Material shown ::
--- begin ---

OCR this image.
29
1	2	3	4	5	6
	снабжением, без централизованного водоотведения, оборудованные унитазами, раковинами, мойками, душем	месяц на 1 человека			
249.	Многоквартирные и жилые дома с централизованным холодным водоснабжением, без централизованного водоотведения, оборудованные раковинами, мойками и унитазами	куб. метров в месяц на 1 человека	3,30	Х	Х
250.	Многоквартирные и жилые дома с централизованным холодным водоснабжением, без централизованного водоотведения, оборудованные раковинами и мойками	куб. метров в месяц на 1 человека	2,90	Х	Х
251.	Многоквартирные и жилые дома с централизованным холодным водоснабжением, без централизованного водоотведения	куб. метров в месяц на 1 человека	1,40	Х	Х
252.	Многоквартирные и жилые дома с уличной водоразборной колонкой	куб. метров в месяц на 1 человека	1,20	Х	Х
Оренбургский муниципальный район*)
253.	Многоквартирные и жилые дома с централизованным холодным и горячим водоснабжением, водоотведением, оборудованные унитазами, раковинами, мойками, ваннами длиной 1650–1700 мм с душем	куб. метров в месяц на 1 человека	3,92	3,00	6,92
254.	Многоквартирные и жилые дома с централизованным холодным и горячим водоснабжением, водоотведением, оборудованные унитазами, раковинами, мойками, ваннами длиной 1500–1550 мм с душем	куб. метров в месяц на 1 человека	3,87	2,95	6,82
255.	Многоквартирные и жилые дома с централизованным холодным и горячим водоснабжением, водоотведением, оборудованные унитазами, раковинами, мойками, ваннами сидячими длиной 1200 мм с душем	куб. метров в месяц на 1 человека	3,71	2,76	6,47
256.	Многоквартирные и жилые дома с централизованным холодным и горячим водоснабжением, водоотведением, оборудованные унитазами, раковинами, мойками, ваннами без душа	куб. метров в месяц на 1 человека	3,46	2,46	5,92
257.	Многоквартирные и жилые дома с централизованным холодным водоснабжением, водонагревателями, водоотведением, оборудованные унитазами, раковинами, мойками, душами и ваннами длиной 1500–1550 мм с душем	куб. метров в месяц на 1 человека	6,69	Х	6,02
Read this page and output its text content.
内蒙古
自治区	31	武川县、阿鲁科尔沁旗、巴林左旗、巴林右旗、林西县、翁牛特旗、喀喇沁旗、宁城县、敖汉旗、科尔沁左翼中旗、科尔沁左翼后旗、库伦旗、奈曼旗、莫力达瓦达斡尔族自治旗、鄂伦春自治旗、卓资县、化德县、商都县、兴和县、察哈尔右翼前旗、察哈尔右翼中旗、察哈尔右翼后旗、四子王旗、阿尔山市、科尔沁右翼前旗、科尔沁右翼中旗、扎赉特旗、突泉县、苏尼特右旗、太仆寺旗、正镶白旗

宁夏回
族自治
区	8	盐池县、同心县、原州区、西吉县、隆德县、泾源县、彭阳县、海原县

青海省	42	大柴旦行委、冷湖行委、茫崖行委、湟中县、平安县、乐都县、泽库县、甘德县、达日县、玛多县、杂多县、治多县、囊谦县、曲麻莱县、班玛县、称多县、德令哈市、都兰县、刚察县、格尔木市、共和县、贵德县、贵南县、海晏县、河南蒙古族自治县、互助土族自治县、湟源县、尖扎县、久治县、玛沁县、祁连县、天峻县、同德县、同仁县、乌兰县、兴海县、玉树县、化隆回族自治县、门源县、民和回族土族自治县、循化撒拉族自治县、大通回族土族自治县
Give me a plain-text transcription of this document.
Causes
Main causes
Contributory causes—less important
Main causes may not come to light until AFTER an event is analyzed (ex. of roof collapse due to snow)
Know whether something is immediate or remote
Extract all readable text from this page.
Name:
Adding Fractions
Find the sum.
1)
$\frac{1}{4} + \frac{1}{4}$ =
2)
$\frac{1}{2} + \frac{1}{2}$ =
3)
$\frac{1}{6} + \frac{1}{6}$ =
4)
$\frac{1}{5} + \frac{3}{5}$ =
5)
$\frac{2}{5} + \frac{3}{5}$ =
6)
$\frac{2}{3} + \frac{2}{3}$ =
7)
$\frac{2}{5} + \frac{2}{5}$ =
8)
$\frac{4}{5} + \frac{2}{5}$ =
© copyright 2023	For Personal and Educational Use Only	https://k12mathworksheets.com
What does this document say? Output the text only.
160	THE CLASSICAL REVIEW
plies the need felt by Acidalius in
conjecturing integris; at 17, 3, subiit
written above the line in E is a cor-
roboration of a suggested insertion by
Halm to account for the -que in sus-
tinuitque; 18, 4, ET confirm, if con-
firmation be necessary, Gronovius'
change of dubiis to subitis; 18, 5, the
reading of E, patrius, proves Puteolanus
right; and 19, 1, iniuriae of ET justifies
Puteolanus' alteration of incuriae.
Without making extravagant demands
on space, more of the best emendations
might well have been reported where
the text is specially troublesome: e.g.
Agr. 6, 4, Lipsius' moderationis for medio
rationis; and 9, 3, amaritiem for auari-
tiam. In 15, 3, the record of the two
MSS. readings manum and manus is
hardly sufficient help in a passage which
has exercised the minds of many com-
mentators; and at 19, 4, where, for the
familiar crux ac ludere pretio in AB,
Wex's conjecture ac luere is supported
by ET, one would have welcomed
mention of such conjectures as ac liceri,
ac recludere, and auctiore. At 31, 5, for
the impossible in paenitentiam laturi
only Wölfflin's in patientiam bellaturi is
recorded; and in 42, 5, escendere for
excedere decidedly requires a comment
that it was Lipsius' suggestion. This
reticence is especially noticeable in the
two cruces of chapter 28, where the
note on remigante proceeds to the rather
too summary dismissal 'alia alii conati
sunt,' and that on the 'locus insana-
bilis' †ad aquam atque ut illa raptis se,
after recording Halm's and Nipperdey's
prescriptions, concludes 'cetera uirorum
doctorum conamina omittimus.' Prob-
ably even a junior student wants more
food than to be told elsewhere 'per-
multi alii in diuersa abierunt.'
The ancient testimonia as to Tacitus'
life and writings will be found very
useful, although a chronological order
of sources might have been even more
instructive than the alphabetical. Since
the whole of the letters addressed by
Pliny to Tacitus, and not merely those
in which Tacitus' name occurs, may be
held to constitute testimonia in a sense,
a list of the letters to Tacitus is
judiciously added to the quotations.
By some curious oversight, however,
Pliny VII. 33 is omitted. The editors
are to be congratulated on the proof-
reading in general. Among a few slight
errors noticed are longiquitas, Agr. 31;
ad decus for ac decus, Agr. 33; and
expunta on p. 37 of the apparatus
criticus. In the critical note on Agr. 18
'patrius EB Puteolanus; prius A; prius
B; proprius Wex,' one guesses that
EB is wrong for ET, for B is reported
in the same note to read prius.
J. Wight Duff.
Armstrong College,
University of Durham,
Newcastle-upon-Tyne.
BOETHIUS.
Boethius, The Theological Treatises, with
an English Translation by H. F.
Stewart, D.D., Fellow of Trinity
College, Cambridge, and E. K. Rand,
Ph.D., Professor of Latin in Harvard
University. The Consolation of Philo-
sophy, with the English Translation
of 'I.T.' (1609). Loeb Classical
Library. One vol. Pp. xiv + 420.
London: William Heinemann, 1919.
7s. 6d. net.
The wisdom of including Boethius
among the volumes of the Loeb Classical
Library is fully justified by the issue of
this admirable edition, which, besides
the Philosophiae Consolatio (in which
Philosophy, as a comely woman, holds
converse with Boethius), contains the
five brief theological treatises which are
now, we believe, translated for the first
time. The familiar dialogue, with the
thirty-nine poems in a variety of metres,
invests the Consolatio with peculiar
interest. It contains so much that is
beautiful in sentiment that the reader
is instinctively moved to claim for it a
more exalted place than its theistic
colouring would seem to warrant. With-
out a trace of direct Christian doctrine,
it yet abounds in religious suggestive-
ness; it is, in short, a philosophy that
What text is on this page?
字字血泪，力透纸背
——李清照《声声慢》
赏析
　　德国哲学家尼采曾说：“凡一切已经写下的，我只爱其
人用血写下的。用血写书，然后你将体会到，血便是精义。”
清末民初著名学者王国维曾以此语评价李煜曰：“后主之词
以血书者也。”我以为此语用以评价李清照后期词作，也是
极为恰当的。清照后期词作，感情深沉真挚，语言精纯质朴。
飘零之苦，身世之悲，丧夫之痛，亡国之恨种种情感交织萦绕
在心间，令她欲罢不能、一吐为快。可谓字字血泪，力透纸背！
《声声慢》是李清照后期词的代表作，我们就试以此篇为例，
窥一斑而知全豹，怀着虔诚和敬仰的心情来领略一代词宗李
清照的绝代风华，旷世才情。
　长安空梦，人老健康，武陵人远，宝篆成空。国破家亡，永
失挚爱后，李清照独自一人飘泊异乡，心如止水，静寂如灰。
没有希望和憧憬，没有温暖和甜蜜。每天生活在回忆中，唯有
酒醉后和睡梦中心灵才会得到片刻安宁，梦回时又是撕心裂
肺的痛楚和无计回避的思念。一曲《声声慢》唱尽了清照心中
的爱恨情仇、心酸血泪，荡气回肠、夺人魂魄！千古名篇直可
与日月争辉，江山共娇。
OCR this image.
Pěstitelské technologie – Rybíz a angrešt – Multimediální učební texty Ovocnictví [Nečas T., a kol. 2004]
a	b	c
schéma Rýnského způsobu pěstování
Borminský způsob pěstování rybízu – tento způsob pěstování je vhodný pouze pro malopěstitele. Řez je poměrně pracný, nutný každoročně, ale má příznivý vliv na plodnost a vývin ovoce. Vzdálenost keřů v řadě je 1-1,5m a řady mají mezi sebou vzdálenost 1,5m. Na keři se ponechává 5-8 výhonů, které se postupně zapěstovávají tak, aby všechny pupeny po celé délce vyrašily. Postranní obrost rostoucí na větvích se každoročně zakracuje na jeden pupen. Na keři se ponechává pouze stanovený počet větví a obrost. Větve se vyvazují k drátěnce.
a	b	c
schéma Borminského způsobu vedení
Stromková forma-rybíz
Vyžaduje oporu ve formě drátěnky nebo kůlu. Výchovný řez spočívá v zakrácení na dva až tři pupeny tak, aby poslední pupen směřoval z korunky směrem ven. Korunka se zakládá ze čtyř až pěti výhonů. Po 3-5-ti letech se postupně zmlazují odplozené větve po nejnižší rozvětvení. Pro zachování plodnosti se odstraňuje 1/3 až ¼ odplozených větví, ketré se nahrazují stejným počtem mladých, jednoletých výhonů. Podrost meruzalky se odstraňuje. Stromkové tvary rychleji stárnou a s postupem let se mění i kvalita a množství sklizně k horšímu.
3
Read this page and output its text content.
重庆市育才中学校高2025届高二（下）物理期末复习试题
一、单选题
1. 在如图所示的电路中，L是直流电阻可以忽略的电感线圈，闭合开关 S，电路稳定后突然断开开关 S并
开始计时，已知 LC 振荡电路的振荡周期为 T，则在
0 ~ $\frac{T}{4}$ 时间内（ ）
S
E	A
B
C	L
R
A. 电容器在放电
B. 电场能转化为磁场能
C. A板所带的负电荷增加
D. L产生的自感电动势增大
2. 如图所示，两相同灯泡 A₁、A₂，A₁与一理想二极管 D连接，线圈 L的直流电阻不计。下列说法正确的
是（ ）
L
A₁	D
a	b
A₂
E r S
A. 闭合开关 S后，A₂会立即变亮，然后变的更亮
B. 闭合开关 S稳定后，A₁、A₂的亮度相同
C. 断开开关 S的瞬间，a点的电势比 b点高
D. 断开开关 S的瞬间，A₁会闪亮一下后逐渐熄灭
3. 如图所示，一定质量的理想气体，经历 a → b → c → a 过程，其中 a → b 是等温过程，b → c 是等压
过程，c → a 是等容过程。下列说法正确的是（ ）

--- end ---

Brief ::
Lines containing the string "that" are to be selected and copied.

The result ::
that it was Lipsius' suggestion. This
sunt,' and that on the 'locus insana-
B; proprius Wex,' one guesses that
interest. It contains so much that is
beautiful in sentiment that the reader
ness; it is, in short, a philosophy that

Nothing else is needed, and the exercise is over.